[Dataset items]

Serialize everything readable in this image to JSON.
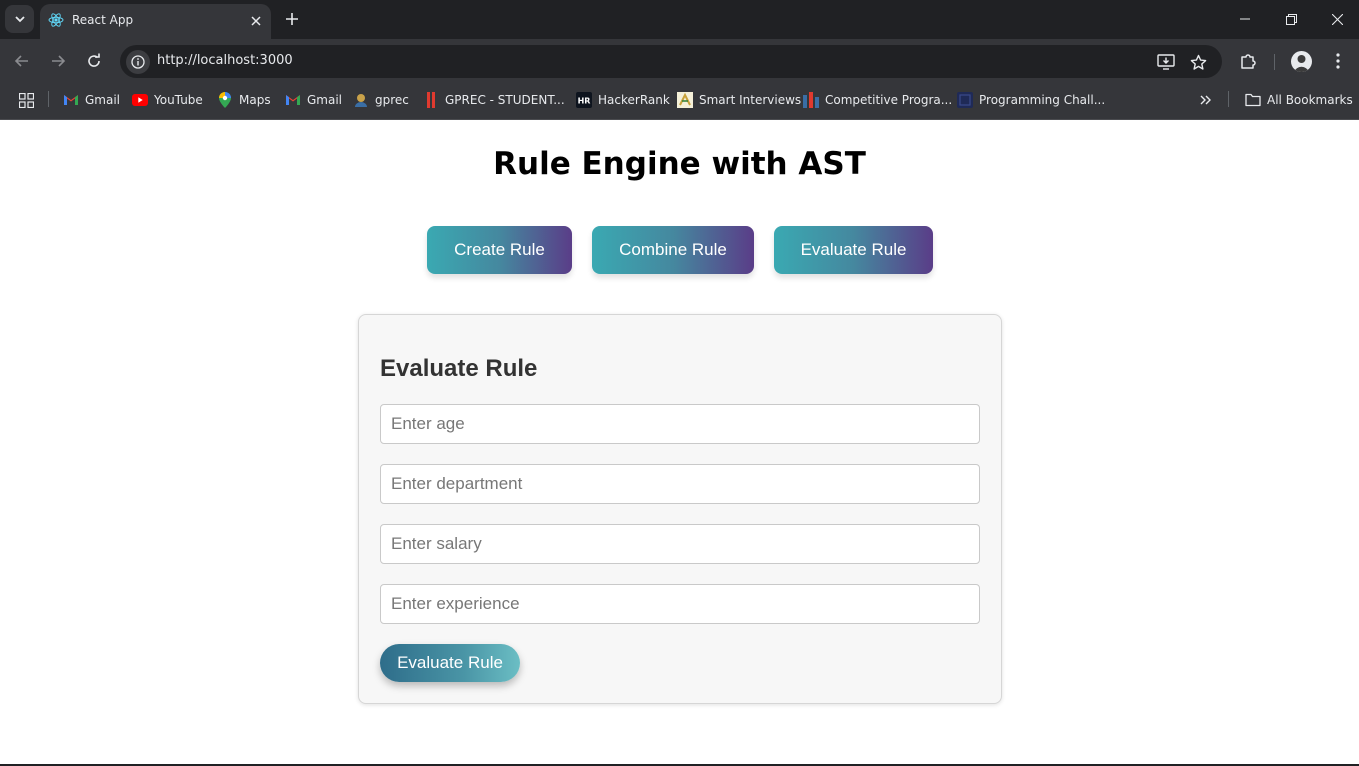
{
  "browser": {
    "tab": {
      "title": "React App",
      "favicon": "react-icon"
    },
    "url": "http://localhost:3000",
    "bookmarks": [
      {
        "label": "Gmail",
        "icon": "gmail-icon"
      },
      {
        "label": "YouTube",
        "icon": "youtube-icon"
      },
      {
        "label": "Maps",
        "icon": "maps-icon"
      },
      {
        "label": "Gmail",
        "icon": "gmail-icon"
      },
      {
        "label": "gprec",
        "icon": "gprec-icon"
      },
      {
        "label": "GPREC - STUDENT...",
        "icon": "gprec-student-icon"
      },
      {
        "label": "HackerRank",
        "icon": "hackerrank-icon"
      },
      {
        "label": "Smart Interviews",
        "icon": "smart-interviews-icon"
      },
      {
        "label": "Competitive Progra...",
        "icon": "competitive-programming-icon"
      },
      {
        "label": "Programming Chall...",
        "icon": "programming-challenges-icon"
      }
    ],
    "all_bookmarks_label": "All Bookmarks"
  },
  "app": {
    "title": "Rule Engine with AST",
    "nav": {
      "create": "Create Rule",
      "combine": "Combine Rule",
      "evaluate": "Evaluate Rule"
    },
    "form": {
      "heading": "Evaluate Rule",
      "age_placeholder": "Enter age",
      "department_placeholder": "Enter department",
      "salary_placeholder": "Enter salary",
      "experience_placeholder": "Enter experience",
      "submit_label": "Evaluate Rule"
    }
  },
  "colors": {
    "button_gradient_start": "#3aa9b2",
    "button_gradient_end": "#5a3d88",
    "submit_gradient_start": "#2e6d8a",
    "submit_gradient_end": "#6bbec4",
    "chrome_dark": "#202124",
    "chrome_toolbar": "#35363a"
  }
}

STATED GOAL:
Extract the text of all the records above verbatim, excluding pictures.

ANSWER:
Serialize everything readable in this image to JSON.
{
  "browser": {
    "tab": {
      "title": "React App",
      "favicon": "react-icon"
    },
    "url": "http://localhost:3000",
    "bookmarks": [
      {
        "label": "Gmail",
        "icon": "gmail-icon"
      },
      {
        "label": "YouTube",
        "icon": "youtube-icon"
      },
      {
        "label": "Maps",
        "icon": "maps-icon"
      },
      {
        "label": "Gmail",
        "icon": "gmail-icon"
      },
      {
        "label": "gprec",
        "icon": "gprec-icon"
      },
      {
        "label": "GPREC - STUDENT...",
        "icon": "gprec-student-icon"
      },
      {
        "label": "HackerRank",
        "icon": "hackerrank-icon"
      },
      {
        "label": "Smart Interviews",
        "icon": "smart-interviews-icon"
      },
      {
        "label": "Competitive Progra...",
        "icon": "competitive-programming-icon"
      },
      {
        "label": "Programming Chall...",
        "icon": "programming-challenges-icon"
      }
    ],
    "all_bookmarks_label": "All Bookmarks"
  },
  "app": {
    "title": "Rule Engine with AST",
    "nav": {
      "create": "Create Rule",
      "combine": "Combine Rule",
      "evaluate": "Evaluate Rule"
    },
    "form": {
      "heading": "Evaluate Rule",
      "age_placeholder": "Enter age",
      "department_placeholder": "Enter department",
      "salary_placeholder": "Enter salary",
      "experience_placeholder": "Enter experience",
      "submit_label": "Evaluate Rule"
    }
  },
  "colors": {
    "button_gradient_start": "#3aa9b2",
    "button_gradient_end": "#5a3d88",
    "submit_gradient_start": "#2e6d8a",
    "submit_gradient_end": "#6bbec4",
    "chrome_dark": "#202124",
    "chrome_toolbar": "#35363a"
  }
}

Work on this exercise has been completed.